**SET TASK:** Take the listing and print it in full, exactly as given.

**DATA FOR THE TASK:**

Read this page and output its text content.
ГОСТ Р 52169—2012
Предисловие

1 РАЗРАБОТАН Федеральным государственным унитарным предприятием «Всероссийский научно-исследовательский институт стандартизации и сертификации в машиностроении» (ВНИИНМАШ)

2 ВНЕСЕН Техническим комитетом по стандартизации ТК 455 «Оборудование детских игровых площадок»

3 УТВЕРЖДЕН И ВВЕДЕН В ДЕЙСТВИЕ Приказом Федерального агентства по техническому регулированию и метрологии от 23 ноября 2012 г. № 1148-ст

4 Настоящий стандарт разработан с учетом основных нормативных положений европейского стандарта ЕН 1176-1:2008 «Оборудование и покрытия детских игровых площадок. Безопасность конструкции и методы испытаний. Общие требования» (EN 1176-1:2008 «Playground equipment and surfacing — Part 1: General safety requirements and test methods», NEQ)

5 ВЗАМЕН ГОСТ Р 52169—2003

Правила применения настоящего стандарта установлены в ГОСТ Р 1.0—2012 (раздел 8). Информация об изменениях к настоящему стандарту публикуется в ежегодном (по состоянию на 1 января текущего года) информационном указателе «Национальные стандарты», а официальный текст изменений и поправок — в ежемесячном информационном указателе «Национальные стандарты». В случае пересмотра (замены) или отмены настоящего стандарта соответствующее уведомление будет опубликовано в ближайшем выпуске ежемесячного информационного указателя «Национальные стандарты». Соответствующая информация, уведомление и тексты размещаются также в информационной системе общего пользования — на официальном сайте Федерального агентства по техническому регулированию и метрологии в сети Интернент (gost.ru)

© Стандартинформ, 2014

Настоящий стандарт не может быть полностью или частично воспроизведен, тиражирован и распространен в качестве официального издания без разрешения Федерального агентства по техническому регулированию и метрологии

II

**THE SOLUTION:**
Read this page and output its text content.
ГОСТ Р 52169—2012
Предисловие

1 РАЗРАБОТАН Федеральным государственным унитарным предприятием «Всероссийский научно-исследовательский институт стандартизации и сертификации в машиностроении» (ВНИИНМАШ)

2 ВНЕСЕН Техническим комитетом по стандартизации ТК 455 «Оборудование детских игровых площадок»

3 УТВЕРЖДЕН И ВВЕДЕН В ДЕЙСТВИЕ Приказом Федерального агентства по техническому регулированию и метрологии от 23 ноября 2012 г. № 1148-ст

4 Настоящий стандарт разработан с учетом основных нормативных положений европейского стандарта ЕН 1176-1:2008 «Оборудование и покрытия детских игровых площадок. Безопасность конструкции и методы испытаний. Общие требования» (EN 1176-1:2008 «Playground equipment and surfacing — Part 1: General safety requirements and test methods», NEQ)

5 ВЗАМЕН ГОСТ Р 52169—2003

Правила применения настоящего стандарта установлены в ГОСТ Р 1.0—2012 (раздел 8). Информация об изменениях к настоящему стандарту публикуется в ежегодном (по состоянию на 1 января текущего года) информационном указателе «Национальные стандарты», а официальный текст изменений и поправок — в ежемесячном информационном указателе «Национальные стандарты». В случае пересмотра (замены) или отмены настоящего стандарта соответствующее уведомление будет опубликовано в ближайшем выпуске ежемесячного информационного указателя «Национальные стандарты». Соответствующая информация, уведомление и тексты размещаются также в информационной системе общего пользования — на официальном сайте Федерального агентства по техническому регулированию и метрологии в сети Интернент (gost.ru)

© Стандартинформ, 2014

Настоящий стандарт не может быть полностью или частично воспроизведен, тиражирован и распространен в качестве официального издания без разрешения Федерального агентства по техническому регулированию и метрологии

II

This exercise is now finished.